--- Stated exercise ---
From the listing below, return each line that includes "other".

--- Records for the task ---

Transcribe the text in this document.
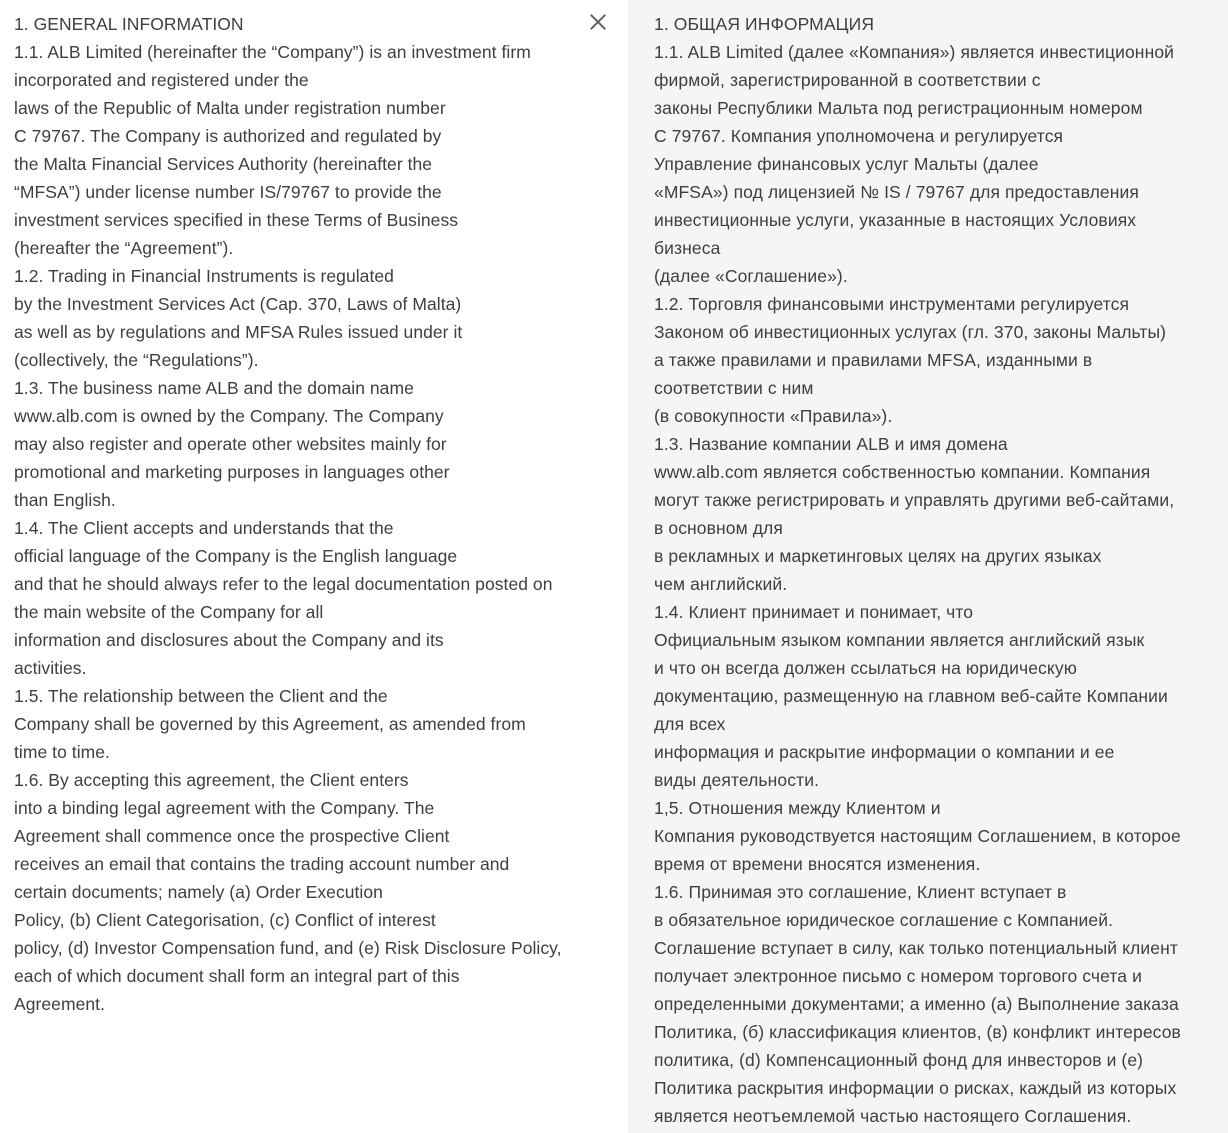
1. GENERAL INFORMATION
1.1. ALB Limited (hereinafter the “Company”) is an investment firm
incorporated and registered under the
laws of the Republic of Malta under registration number
C 79767. The Company is authorized and regulated by
the Malta Financial Services Authority (hereinafter the
“MFSA”) under license number IS/79767 to provide the
investment services specified in these Terms of Business
(hereafter the “Agreement”).
1.2. Trading in Financial Instruments is regulated
by the Investment Services Act (Cap. 370, Laws of Malta)
as well as by regulations and MFSA Rules issued under it
(collectively, the “Regulations”).
1.3. The business name ALB and the domain name
www.alb.com is owned by the Company. The Company
may also register and operate other websites mainly for
promotional and marketing purposes in languages other
than English.
1.4. The Client accepts and understands that the
official language of the Company is the English language
and that he should always refer to the legal documentation posted on
the main website of the Company for all
information and disclosures about the Company and its
activities.
1.5. The relationship between the Client and the
Company shall be governed by this Agreement, as amended from
time to time.
1.6. By accepting this agreement, the Client enters
into a binding legal agreement with the Company. The
Agreement shall commence once the prospective Client
receives an email that contains the trading account number and
certain documents; namely (a) Order Execution
Policy, (b) Client Categorisation, (c) Conflict of interest
policy, (d) Investor Compensation fund, and (e) Risk Disclosure Policy,
each of which document shall form an integral part of this
Agreement.
1. ОБЩАЯ ИНФОРМАЦИЯ
1.1. ALB Limited (далее «Компания») является инвестиционной
фирмой, зарегистрированной в соответствии с
законы Республики Мальта под регистрационным номером
C 79767. Компания уполномочена и регулируется
Управление финансовых услуг Мальты (далее
«MFSA») под лицензией № IS / 79767 для предоставления
инвестиционные услуги, указанные в настоящих Условиях
бизнеса
(далее «Соглашение»).
1.2. Торговля финансовыми инструментами регулируется
Законом об инвестиционных услугах (гл. 370, законы Мальты)
а также правилами и правилами MFSA, изданными в
соответствии с ним
(в совокупности «Правила»).
1.3. Название компании ALB и имя домена
www.alb.com является собственностью компании. Компания
могут также регистрировать и управлять другими веб-сайтами,
в основном для
в рекламных и маркетинговых целях на других языках
чем английский.
1.4. Клиент принимает и понимает, что
Официальным языком компании является английский язык
и что он всегда должен ссылаться на юридическую
документацию, размещенную на главном веб-сайте Компании
для всех
информация и раскрытие информации о компании и ее
виды деятельности.
1,5. Отношения между Клиентом и
Компания руководствуется настоящим Соглашением, в которое
время от времени вносятся изменения.
1.6. Принимая это соглашение, Клиент вступает в
в обязательное юридическое соглашение с Компанией.
Соглашение вступает в силу, как только потенциальный клиент
получает электронное письмо с номером торгового счета и
определенными документами; а именно (а) Выполнение заказа
Политика, (б) классификация клиентов, (в) конфликт интересов
политика, (d) Компенсационный фонд для инвесторов и (е)
Политика раскрытия информации о рисках, каждый из которых
является неотъемлемой частью настоящего Соглашения.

--- Complete response ---
may also register and operate other websites mainly for
promotional and marketing purposes in languages other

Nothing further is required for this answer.